# Excerpted text:
• • • •
Responsibilities of a security holder
These are general and not statutory liabilities:
· To be specific.
· To remain informed.
· To be vigilant
· To participate and vote in general meetings.
· To exercise your rights on your own or as a group.
Advantages of dealing through a Stock Exchange
· If you choose to deal (buy or sell) directly with another person, you are exposed to counter party risk, i.e. the risk of nonperformance by that party. However, if you deal through a Stock Exchange, this counter party risk is reduced due to trade/settlement guarantee offered by the Stock Exchange mechanism. Further, you also have certain protections against defaults by your broker.
· When you operate through an exchange, you have the right to receive the best price prevailing at that time for the trade.
· Right to receive the money or securities on time. You also have the right to receive a contract note from the broker confirming the trade and indicating the time of execution of the order and other necessary details of the trade. If you have opted for transaction in physical mode, you also have the right to receive good delivery and the right to insist on rectification of bad delivery. If you have a dispute with your broker, you can resolve it through arbitration under the aegis of the exchange, instead of filing a civil suit.
· Larger number of buyers and sellers are available at Stock Exchange and this way it ensure liquidity to the investors.
Complaints to be taken up with SEBI’s Investor Information centre
· Complaints related to securities traded/listed with the exchanges.
· Complaints regarding the trades effected in the exchange with respect to the companies listed on it or by the members of the exchange.
· Issue of duplicate share certificates.
Complaints to be taken up with Department Of Company Affairs/ concerned Registrar of Companies (ROC):
· Complaints against unlisted companies.
· Complaints regarding non-receipt of annual report, AGM Notice.
• • • •
# Material for this task:
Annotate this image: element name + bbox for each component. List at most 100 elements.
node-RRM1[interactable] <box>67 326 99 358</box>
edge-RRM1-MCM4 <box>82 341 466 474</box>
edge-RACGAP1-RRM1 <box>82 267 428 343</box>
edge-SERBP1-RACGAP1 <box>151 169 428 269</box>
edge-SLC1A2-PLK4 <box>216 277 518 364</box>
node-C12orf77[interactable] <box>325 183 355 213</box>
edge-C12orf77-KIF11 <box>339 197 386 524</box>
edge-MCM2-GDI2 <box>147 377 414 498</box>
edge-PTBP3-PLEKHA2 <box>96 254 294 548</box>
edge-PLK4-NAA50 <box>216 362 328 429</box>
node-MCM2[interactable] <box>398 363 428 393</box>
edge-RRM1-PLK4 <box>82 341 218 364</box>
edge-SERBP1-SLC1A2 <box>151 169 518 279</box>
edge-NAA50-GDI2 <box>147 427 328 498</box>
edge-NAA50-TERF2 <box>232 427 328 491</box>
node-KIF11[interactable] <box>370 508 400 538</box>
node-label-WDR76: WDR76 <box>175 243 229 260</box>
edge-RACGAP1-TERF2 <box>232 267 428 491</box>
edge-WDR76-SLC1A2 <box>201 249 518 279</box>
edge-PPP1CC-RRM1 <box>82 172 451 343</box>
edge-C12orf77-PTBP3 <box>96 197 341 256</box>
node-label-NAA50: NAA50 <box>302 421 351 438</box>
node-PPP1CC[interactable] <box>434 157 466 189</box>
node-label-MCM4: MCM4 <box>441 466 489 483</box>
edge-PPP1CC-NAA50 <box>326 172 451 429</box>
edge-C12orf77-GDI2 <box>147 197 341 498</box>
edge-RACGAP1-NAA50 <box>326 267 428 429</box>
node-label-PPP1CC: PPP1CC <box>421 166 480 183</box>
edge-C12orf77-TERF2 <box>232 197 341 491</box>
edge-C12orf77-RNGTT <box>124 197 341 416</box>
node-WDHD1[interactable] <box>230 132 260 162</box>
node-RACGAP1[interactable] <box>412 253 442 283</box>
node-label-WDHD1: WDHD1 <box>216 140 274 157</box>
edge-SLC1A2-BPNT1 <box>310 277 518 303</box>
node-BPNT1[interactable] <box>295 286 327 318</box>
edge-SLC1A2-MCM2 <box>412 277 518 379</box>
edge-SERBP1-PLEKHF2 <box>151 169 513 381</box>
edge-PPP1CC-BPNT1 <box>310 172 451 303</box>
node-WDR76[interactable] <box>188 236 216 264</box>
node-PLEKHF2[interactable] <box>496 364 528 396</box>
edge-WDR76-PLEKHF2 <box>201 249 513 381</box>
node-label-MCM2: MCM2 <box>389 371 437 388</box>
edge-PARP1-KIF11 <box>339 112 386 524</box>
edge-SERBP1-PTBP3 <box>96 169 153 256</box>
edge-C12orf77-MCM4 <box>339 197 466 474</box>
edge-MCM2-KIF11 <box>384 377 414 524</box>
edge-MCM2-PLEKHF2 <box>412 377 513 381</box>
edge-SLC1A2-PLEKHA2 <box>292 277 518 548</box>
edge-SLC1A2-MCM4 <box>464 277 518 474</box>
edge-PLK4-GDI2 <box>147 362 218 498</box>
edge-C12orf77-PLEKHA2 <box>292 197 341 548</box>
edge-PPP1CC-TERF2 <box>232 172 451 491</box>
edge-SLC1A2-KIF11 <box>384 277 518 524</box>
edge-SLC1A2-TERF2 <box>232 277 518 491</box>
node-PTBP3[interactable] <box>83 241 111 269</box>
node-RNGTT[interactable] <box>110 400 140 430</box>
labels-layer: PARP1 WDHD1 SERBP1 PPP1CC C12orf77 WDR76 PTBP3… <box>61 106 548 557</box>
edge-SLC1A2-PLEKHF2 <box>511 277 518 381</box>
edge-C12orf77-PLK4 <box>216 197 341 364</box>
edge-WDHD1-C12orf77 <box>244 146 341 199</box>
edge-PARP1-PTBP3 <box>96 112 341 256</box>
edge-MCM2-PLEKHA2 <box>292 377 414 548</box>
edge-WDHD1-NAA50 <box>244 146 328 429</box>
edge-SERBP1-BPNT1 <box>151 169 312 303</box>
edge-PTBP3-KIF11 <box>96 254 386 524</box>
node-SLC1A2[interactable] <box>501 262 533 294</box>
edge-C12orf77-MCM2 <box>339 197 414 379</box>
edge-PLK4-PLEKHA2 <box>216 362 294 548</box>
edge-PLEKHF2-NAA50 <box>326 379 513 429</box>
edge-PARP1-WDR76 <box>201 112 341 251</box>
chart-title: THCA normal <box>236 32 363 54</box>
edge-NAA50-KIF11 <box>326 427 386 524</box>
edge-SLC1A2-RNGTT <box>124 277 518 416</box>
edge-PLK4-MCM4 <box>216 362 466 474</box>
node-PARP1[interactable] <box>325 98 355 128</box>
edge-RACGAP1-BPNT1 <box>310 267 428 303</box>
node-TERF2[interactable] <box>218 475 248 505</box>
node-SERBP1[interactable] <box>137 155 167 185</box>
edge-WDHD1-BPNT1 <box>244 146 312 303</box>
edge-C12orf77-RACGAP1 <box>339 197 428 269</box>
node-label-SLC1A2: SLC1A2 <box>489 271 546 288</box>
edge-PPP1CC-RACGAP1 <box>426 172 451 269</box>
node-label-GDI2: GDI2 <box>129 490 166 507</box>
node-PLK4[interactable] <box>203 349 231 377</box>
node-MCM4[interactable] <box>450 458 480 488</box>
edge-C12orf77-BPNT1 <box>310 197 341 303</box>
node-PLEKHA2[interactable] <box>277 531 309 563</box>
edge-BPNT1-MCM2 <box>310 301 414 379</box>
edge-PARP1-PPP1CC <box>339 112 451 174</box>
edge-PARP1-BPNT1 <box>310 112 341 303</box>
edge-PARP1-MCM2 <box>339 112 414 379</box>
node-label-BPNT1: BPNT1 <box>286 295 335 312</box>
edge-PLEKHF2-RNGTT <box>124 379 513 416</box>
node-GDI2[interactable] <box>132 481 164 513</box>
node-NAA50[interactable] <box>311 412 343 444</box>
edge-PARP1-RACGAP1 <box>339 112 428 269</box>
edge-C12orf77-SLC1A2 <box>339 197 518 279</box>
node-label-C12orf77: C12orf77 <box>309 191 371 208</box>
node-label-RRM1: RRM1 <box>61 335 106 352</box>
• • • •
# Prompt 1:
Locate every line in the listing that contains the string "RNGTT" and copy each of those lines.
# Prompt 2:
Carry on the text about security holders' rights and complaint channels from its final line.

# Exercise result 1:
edge-C12orf77-RNGTT <box>124 197 341 416</box>
node-RNGTT[interactable] <box>110 400 140 430</box>
edge-SLC1A2-RNGTT <box>124 277 518 416</box>
edge-PLEKHF2-RNGTT <box>124 379 513 416</box>

# Exercise result 2:
· Fixed deposit in manufacturing companies
· Forfeiture of shares
Complaints to be taken up with the Reserve Bank of India
· Fixed deposits in banks and NBFCs
Grievances undertaken by SEBI
There will be occasions when you have a grievance against a listed company/intermediary registered with SEBI. In the event of such grievance you should first approach the concerned company/ intermediary against whom you have a grievance. However, you may not be satisfied with their response. Therefore, you should know whom you should turn to, to get your grievance redressed.
SEBI takes up grievances related to issue and transfer of securities and non-payment of dividend with listed companies. In addition, SEBI also takes up grievances against the various intermediaries registered with it and related issues.
General Do's and Don’ts for Investors
1. Always deal with the intermediaries registered with SEBI/ stock exchanges.
2. Always keep copies of all investment documentation (e.g. application forms, acknowledgement slips, contract notes).
3. Always keep copies of documents you are sending to companies etc.
4. Send important documents by reliable mode / registered post to ensure deliver.
5. Ensure that you receive contract note at the end of the day/ account statements for every transaction.
6. Ensure that you have money before you buy.
7. Always settle the dues through the normal banking channels with the market intermediaries.
8. Ensure that you have are holding securities before you sell.
9. Follow up diligently and promptly e.g. If you do not receive the required documentation within a reasonable time contact the concerned person i.e. the Trading Member, Company etc. immediately.
10. Give clear and unambiguous instruction to your Trading Member /agent/ depository participant.
11. Mention clearly whether you want to transact in physical mode or demat.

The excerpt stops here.